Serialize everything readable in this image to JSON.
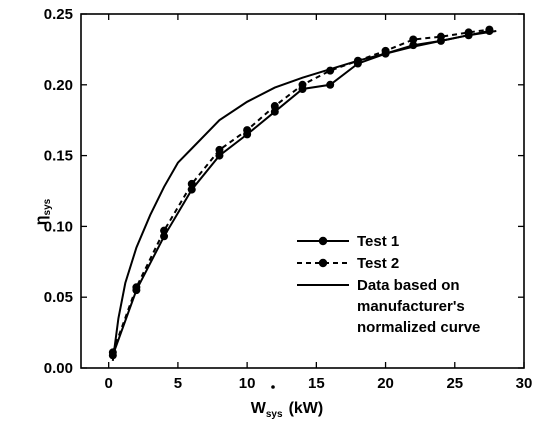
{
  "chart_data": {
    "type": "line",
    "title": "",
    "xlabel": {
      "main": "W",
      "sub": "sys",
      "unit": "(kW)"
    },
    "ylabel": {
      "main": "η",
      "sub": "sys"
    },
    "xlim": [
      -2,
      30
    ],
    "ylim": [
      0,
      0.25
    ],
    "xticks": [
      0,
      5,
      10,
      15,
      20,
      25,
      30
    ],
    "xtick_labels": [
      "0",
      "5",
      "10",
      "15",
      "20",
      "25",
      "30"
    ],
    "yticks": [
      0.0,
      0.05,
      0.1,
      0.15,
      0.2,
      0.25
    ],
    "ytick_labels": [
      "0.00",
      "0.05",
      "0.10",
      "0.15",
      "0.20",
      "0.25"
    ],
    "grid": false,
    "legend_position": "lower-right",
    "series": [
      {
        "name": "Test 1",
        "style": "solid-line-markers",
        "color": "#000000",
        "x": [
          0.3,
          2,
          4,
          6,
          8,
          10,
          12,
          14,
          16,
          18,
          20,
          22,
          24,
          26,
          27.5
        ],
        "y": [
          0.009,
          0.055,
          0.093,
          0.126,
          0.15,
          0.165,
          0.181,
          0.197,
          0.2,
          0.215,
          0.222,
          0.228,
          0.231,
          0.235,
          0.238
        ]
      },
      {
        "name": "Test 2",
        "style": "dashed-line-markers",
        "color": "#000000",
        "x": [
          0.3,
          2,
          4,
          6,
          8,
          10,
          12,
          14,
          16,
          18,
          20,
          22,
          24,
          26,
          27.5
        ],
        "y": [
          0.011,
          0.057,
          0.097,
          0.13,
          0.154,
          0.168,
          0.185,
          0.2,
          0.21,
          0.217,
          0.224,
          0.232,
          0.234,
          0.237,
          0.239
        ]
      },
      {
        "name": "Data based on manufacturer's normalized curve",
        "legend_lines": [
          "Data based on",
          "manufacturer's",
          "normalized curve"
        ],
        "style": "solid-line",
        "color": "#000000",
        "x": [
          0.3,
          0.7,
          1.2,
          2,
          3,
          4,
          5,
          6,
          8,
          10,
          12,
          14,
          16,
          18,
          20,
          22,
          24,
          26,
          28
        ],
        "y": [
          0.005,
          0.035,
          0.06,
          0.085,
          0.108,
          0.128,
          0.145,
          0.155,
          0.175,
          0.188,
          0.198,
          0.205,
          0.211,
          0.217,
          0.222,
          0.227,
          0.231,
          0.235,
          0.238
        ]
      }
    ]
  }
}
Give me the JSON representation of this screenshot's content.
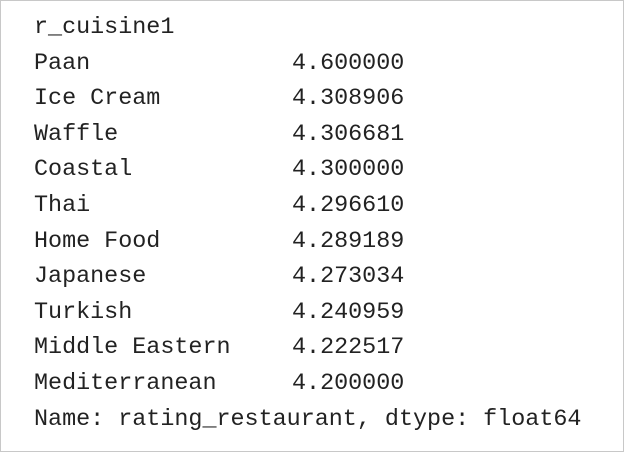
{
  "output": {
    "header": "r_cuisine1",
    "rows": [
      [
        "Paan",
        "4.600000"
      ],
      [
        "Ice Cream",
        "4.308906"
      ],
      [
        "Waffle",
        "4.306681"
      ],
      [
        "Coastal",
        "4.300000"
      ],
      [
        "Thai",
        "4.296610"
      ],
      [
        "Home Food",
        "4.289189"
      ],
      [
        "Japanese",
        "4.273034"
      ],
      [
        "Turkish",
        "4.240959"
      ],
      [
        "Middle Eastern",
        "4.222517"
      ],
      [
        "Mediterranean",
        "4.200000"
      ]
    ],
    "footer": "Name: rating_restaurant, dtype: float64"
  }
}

Requirements
Quote the entries in full. Any image among them is to be omitted from the copy.

Task response
Serialize everything readable in this image to JSON.
{
  "chart_data": {
    "type": "line",
    "title": "",
    "xlabel": {
      "main": "W",
      "sub": "sys",
      "unit": "(kW)"
    },
    "ylabel": {
      "main": "η",
      "sub": "sys"
    },
    "xlim": [
      -2,
      30
    ],
    "ylim": [
      0,
      0.25
    ],
    "xticks": [
      0,
      5,
      10,
      15,
      20,
      25,
      30
    ],
    "xtick_labels": [
      "0",
      "5",
      "10",
      "15",
      "20",
      "25",
      "30"
    ],
    "yticks": [
      0.0,
      0.05,
      0.1,
      0.15,
      0.2,
      0.25
    ],
    "ytick_labels": [
      "0.00",
      "0.05",
      "0.10",
      "0.15",
      "0.20",
      "0.25"
    ],
    "grid": false,
    "legend_position": "lower-right",
    "series": [
      {
        "name": "Test 1",
        "style": "solid-line-markers",
        "color": "#000000",
        "x": [
          0.3,
          2,
          4,
          6,
          8,
          10,
          12,
          14,
          16,
          18,
          20,
          22,
          24,
          26,
          27.5
        ],
        "y": [
          0.009,
          0.055,
          0.093,
          0.126,
          0.15,
          0.165,
          0.181,
          0.197,
          0.2,
          0.215,
          0.222,
          0.228,
          0.231,
          0.235,
          0.238
        ]
      },
      {
        "name": "Test 2",
        "style": "dashed-line-markers",
        "color": "#000000",
        "x": [
          0.3,
          2,
          4,
          6,
          8,
          10,
          12,
          14,
          16,
          18,
          20,
          22,
          24,
          26,
          27.5
        ],
        "y": [
          0.011,
          0.057,
          0.097,
          0.13,
          0.154,
          0.168,
          0.185,
          0.2,
          0.21,
          0.217,
          0.224,
          0.232,
          0.234,
          0.237,
          0.239
        ]
      },
      {
        "name": "Data based on manufacturer's normalized curve",
        "legend_lines": [
          "Data based on",
          "manufacturer's",
          "normalized curve"
        ],
        "style": "solid-line",
        "color": "#000000",
        "x": [
          0.3,
          0.7,
          1.2,
          2,
          3,
          4,
          5,
          6,
          8,
          10,
          12,
          14,
          16,
          18,
          20,
          22,
          24,
          26,
          28
        ],
        "y": [
          0.005,
          0.035,
          0.06,
          0.085,
          0.108,
          0.128,
          0.145,
          0.155,
          0.175,
          0.188,
          0.198,
          0.205,
          0.211,
          0.217,
          0.222,
          0.227,
          0.231,
          0.235,
          0.238
        ]
      }
    ]
  }
}
Give me the JSON representation of this screenshot's content.
{
  "output": {
    "header": "r_cuisine1",
    "rows": [
      [
        "Paan",
        "4.600000"
      ],
      [
        "Ice Cream",
        "4.308906"
      ],
      [
        "Waffle",
        "4.306681"
      ],
      [
        "Coastal",
        "4.300000"
      ],
      [
        "Thai",
        "4.296610"
      ],
      [
        "Home Food",
        "4.289189"
      ],
      [
        "Japanese",
        "4.273034"
      ],
      [
        "Turkish",
        "4.240959"
      ],
      [
        "Middle Eastern",
        "4.222517"
      ],
      [
        "Mediterranean",
        "4.200000"
      ]
    ],
    "footer": "Name: rating_restaurant, dtype: float64"
  }
}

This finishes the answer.